» **Supplied material**:
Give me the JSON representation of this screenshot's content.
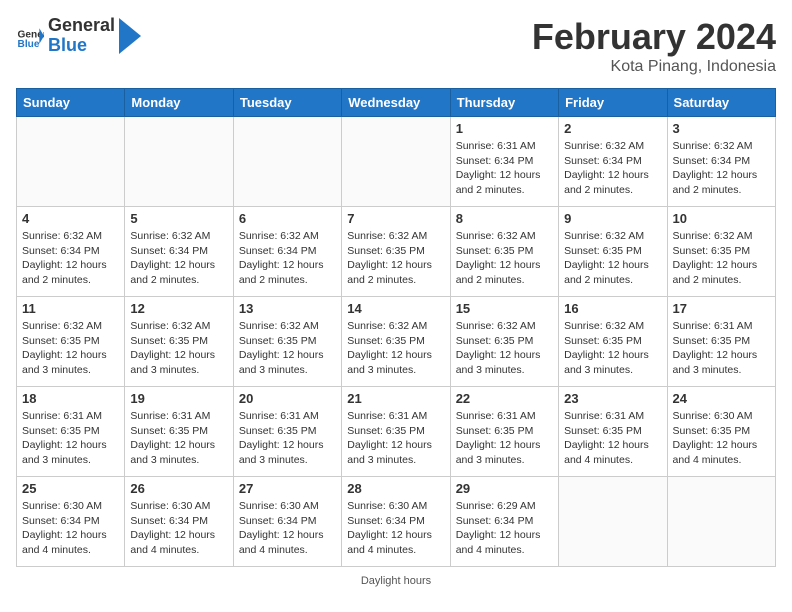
{
  "header": {
    "logo_general": "General",
    "logo_blue": "Blue",
    "title": "February 2024",
    "subtitle": "Kota Pinang, Indonesia"
  },
  "calendar": {
    "days_of_week": [
      "Sunday",
      "Monday",
      "Tuesday",
      "Wednesday",
      "Thursday",
      "Friday",
      "Saturday"
    ],
    "weeks": [
      [
        {
          "day": "",
          "info": ""
        },
        {
          "day": "",
          "info": ""
        },
        {
          "day": "",
          "info": ""
        },
        {
          "day": "",
          "info": ""
        },
        {
          "day": "1",
          "info": "Sunrise: 6:31 AM\nSunset: 6:34 PM\nDaylight: 12 hours and 2 minutes."
        },
        {
          "day": "2",
          "info": "Sunrise: 6:32 AM\nSunset: 6:34 PM\nDaylight: 12 hours and 2 minutes."
        },
        {
          "day": "3",
          "info": "Sunrise: 6:32 AM\nSunset: 6:34 PM\nDaylight: 12 hours and 2 minutes."
        }
      ],
      [
        {
          "day": "4",
          "info": "Sunrise: 6:32 AM\nSunset: 6:34 PM\nDaylight: 12 hours and 2 minutes."
        },
        {
          "day": "5",
          "info": "Sunrise: 6:32 AM\nSunset: 6:34 PM\nDaylight: 12 hours and 2 minutes."
        },
        {
          "day": "6",
          "info": "Sunrise: 6:32 AM\nSunset: 6:34 PM\nDaylight: 12 hours and 2 minutes."
        },
        {
          "day": "7",
          "info": "Sunrise: 6:32 AM\nSunset: 6:35 PM\nDaylight: 12 hours and 2 minutes."
        },
        {
          "day": "8",
          "info": "Sunrise: 6:32 AM\nSunset: 6:35 PM\nDaylight: 12 hours and 2 minutes."
        },
        {
          "day": "9",
          "info": "Sunrise: 6:32 AM\nSunset: 6:35 PM\nDaylight: 12 hours and 2 minutes."
        },
        {
          "day": "10",
          "info": "Sunrise: 6:32 AM\nSunset: 6:35 PM\nDaylight: 12 hours and 2 minutes."
        }
      ],
      [
        {
          "day": "11",
          "info": "Sunrise: 6:32 AM\nSunset: 6:35 PM\nDaylight: 12 hours and 3 minutes."
        },
        {
          "day": "12",
          "info": "Sunrise: 6:32 AM\nSunset: 6:35 PM\nDaylight: 12 hours and 3 minutes."
        },
        {
          "day": "13",
          "info": "Sunrise: 6:32 AM\nSunset: 6:35 PM\nDaylight: 12 hours and 3 minutes."
        },
        {
          "day": "14",
          "info": "Sunrise: 6:32 AM\nSunset: 6:35 PM\nDaylight: 12 hours and 3 minutes."
        },
        {
          "day": "15",
          "info": "Sunrise: 6:32 AM\nSunset: 6:35 PM\nDaylight: 12 hours and 3 minutes."
        },
        {
          "day": "16",
          "info": "Sunrise: 6:32 AM\nSunset: 6:35 PM\nDaylight: 12 hours and 3 minutes."
        },
        {
          "day": "17",
          "info": "Sunrise: 6:31 AM\nSunset: 6:35 PM\nDaylight: 12 hours and 3 minutes."
        }
      ],
      [
        {
          "day": "18",
          "info": "Sunrise: 6:31 AM\nSunset: 6:35 PM\nDaylight: 12 hours and 3 minutes."
        },
        {
          "day": "19",
          "info": "Sunrise: 6:31 AM\nSunset: 6:35 PM\nDaylight: 12 hours and 3 minutes."
        },
        {
          "day": "20",
          "info": "Sunrise: 6:31 AM\nSunset: 6:35 PM\nDaylight: 12 hours and 3 minutes."
        },
        {
          "day": "21",
          "info": "Sunrise: 6:31 AM\nSunset: 6:35 PM\nDaylight: 12 hours and 3 minutes."
        },
        {
          "day": "22",
          "info": "Sunrise: 6:31 AM\nSunset: 6:35 PM\nDaylight: 12 hours and 3 minutes."
        },
        {
          "day": "23",
          "info": "Sunrise: 6:31 AM\nSunset: 6:35 PM\nDaylight: 12 hours and 4 minutes."
        },
        {
          "day": "24",
          "info": "Sunrise: 6:30 AM\nSunset: 6:35 PM\nDaylight: 12 hours and 4 minutes."
        }
      ],
      [
        {
          "day": "25",
          "info": "Sunrise: 6:30 AM\nSunset: 6:34 PM\nDaylight: 12 hours and 4 minutes."
        },
        {
          "day": "26",
          "info": "Sunrise: 6:30 AM\nSunset: 6:34 PM\nDaylight: 12 hours and 4 minutes."
        },
        {
          "day": "27",
          "info": "Sunrise: 6:30 AM\nSunset: 6:34 PM\nDaylight: 12 hours and 4 minutes."
        },
        {
          "day": "28",
          "info": "Sunrise: 6:30 AM\nSunset: 6:34 PM\nDaylight: 12 hours and 4 minutes."
        },
        {
          "day": "29",
          "info": "Sunrise: 6:29 AM\nSunset: 6:34 PM\nDaylight: 12 hours and 4 minutes."
        },
        {
          "day": "",
          "info": ""
        },
        {
          "day": "",
          "info": ""
        }
      ]
    ]
  },
  "footer": {
    "text": "Daylight hours"
  }
}
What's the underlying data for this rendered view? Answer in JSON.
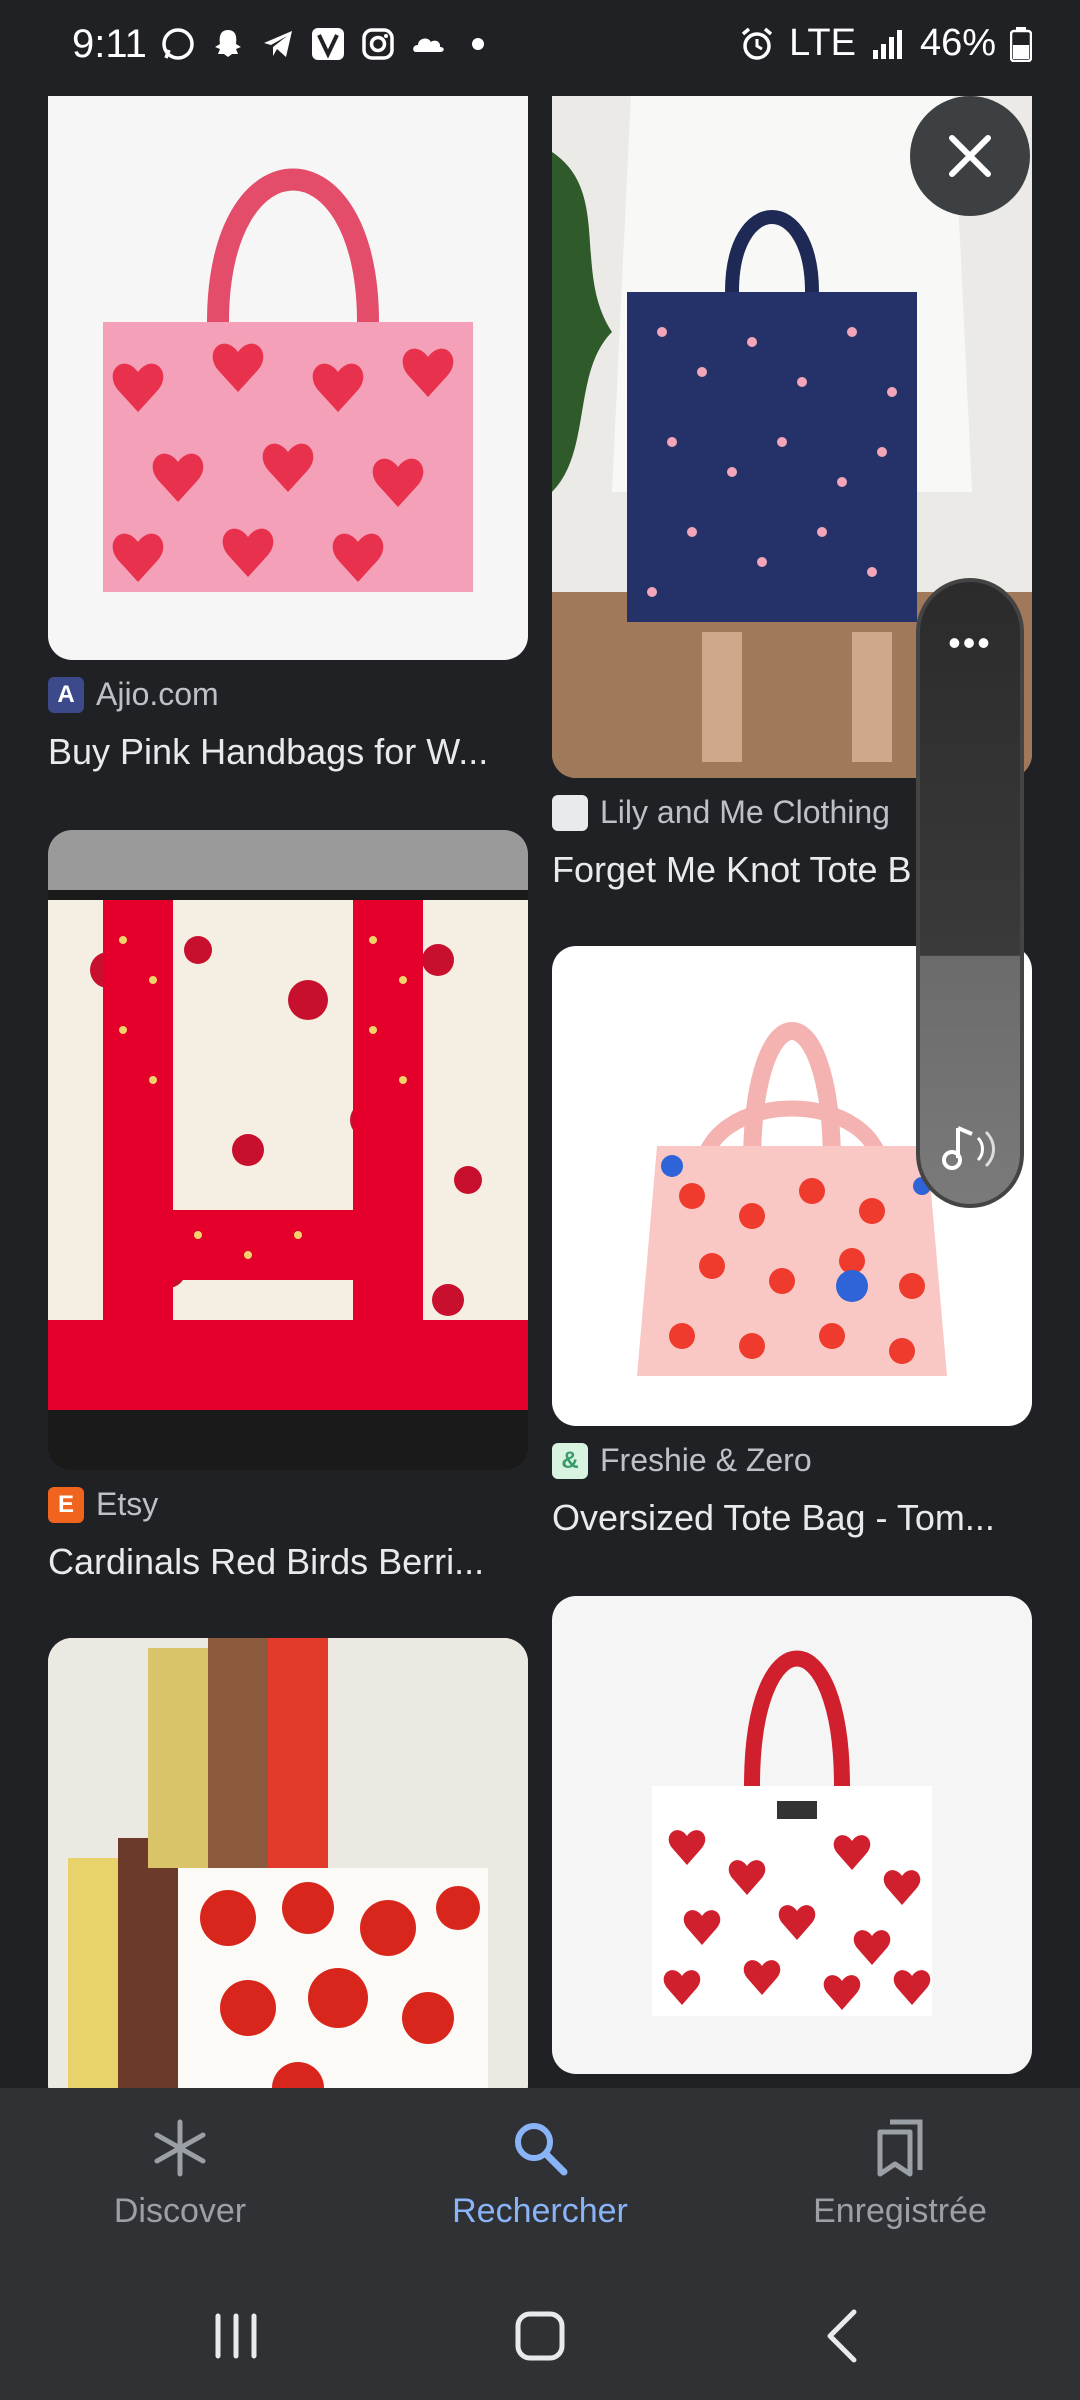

» **What to produce**: From the listing above, print every entry precisely and drop the pictures.

» **Complete response**:
Give me the JSON representation of this screenshot's content.
{
  "header": {
    "logo_general": "General",
    "logo_blue": "Blue",
    "title": "February 2024",
    "subtitle": "Kota Pinang, Indonesia"
  },
  "calendar": {
    "days_of_week": [
      "Sunday",
      "Monday",
      "Tuesday",
      "Wednesday",
      "Thursday",
      "Friday",
      "Saturday"
    ],
    "weeks": [
      [
        {
          "day": "",
          "info": ""
        },
        {
          "day": "",
          "info": ""
        },
        {
          "day": "",
          "info": ""
        },
        {
          "day": "",
          "info": ""
        },
        {
          "day": "1",
          "info": "Sunrise: 6:31 AM\nSunset: 6:34 PM\nDaylight: 12 hours and 2 minutes."
        },
        {
          "day": "2",
          "info": "Sunrise: 6:32 AM\nSunset: 6:34 PM\nDaylight: 12 hours and 2 minutes."
        },
        {
          "day": "3",
          "info": "Sunrise: 6:32 AM\nSunset: 6:34 PM\nDaylight: 12 hours and 2 minutes."
        }
      ],
      [
        {
          "day": "4",
          "info": "Sunrise: 6:32 AM\nSunset: 6:34 PM\nDaylight: 12 hours and 2 minutes."
        },
        {
          "day": "5",
          "info": "Sunrise: 6:32 AM\nSunset: 6:34 PM\nDaylight: 12 hours and 2 minutes."
        },
        {
          "day": "6",
          "info": "Sunrise: 6:32 AM\nSunset: 6:34 PM\nDaylight: 12 hours and 2 minutes."
        },
        {
          "day": "7",
          "info": "Sunrise: 6:32 AM\nSunset: 6:35 PM\nDaylight: 12 hours and 2 minutes."
        },
        {
          "day": "8",
          "info": "Sunrise: 6:32 AM\nSunset: 6:35 PM\nDaylight: 12 hours and 2 minutes."
        },
        {
          "day": "9",
          "info": "Sunrise: 6:32 AM\nSunset: 6:35 PM\nDaylight: 12 hours and 2 minutes."
        },
        {
          "day": "10",
          "info": "Sunrise: 6:32 AM\nSunset: 6:35 PM\nDaylight: 12 hours and 2 minutes."
        }
      ],
      [
        {
          "day": "11",
          "info": "Sunrise: 6:32 AM\nSunset: 6:35 PM\nDaylight: 12 hours and 3 minutes."
        },
        {
          "day": "12",
          "info": "Sunrise: 6:32 AM\nSunset: 6:35 PM\nDaylight: 12 hours and 3 minutes."
        },
        {
          "day": "13",
          "info": "Sunrise: 6:32 AM\nSunset: 6:35 PM\nDaylight: 12 hours and 3 minutes."
        },
        {
          "day": "14",
          "info": "Sunrise: 6:32 AM\nSunset: 6:35 PM\nDaylight: 12 hours and 3 minutes."
        },
        {
          "day": "15",
          "info": "Sunrise: 6:32 AM\nSunset: 6:35 PM\nDaylight: 12 hours and 3 minutes."
        },
        {
          "day": "16",
          "info": "Sunrise: 6:32 AM\nSunset: 6:35 PM\nDaylight: 12 hours and 3 minutes."
        },
        {
          "day": "17",
          "info": "Sunrise: 6:31 AM\nSunset: 6:35 PM\nDaylight: 12 hours and 3 minutes."
        }
      ],
      [
        {
          "day": "18",
          "info": "Sunrise: 6:31 AM\nSunset: 6:35 PM\nDaylight: 12 hours and 3 minutes."
        },
        {
          "day": "19",
          "info": "Sunrise: 6:31 AM\nSunset: 6:35 PM\nDaylight: 12 hours and 3 minutes."
        },
        {
          "day": "20",
          "info": "Sunrise: 6:31 AM\nSunset: 6:35 PM\nDaylight: 12 hours and 3 minutes."
        },
        {
          "day": "21",
          "info": "Sunrise: 6:31 AM\nSunset: 6:35 PM\nDaylight: 12 hours and 3 minutes."
        },
        {
          "day": "22",
          "info": "Sunrise: 6:31 AM\nSunset: 6:35 PM\nDaylight: 12 hours and 3 minutes."
        },
        {
          "day": "23",
          "info": "Sunrise: 6:31 AM\nSunset: 6:35 PM\nDaylight: 12 hours and 4 minutes."
        },
        {
          "day": "24",
          "info": "Sunrise: 6:30 AM\nSunset: 6:35 PM\nDaylight: 12 hours and 4 minutes."
        }
      ],
      [
        {
          "day": "25",
          "info": "Sunrise: 6:30 AM\nSunset: 6:34 PM\nDaylight: 12 hours and 4 minutes."
        },
        {
          "day": "26",
          "info": "Sunrise: 6:30 AM\nSunset: 6:34 PM\nDaylight: 12 hours and 4 minutes."
        },
        {
          "day": "27",
          "info": "Sunrise: 6:30 AM\nSunset: 6:34 PM\nDaylight: 12 hours and 4 minutes."
        },
        {
          "day": "28",
          "info": "Sunrise: 6:30 AM\nSunset: 6:34 PM\nDaylight: 12 hours and 4 minutes."
        },
        {
          "day": "29",
          "info": "Sunrise: 6:29 AM\nSunset: 6:34 PM\nDaylight: 12 hours and 4 minutes."
        },
        {
          "day": "",
          "info": ""
        },
        {
          "day": "",
          "info": ""
        }
      ]
    ]
  },
  "footer": {
    "text": "Daylight hours"
  }
}
What's the underlying data for this rendered view? Answer in JSON.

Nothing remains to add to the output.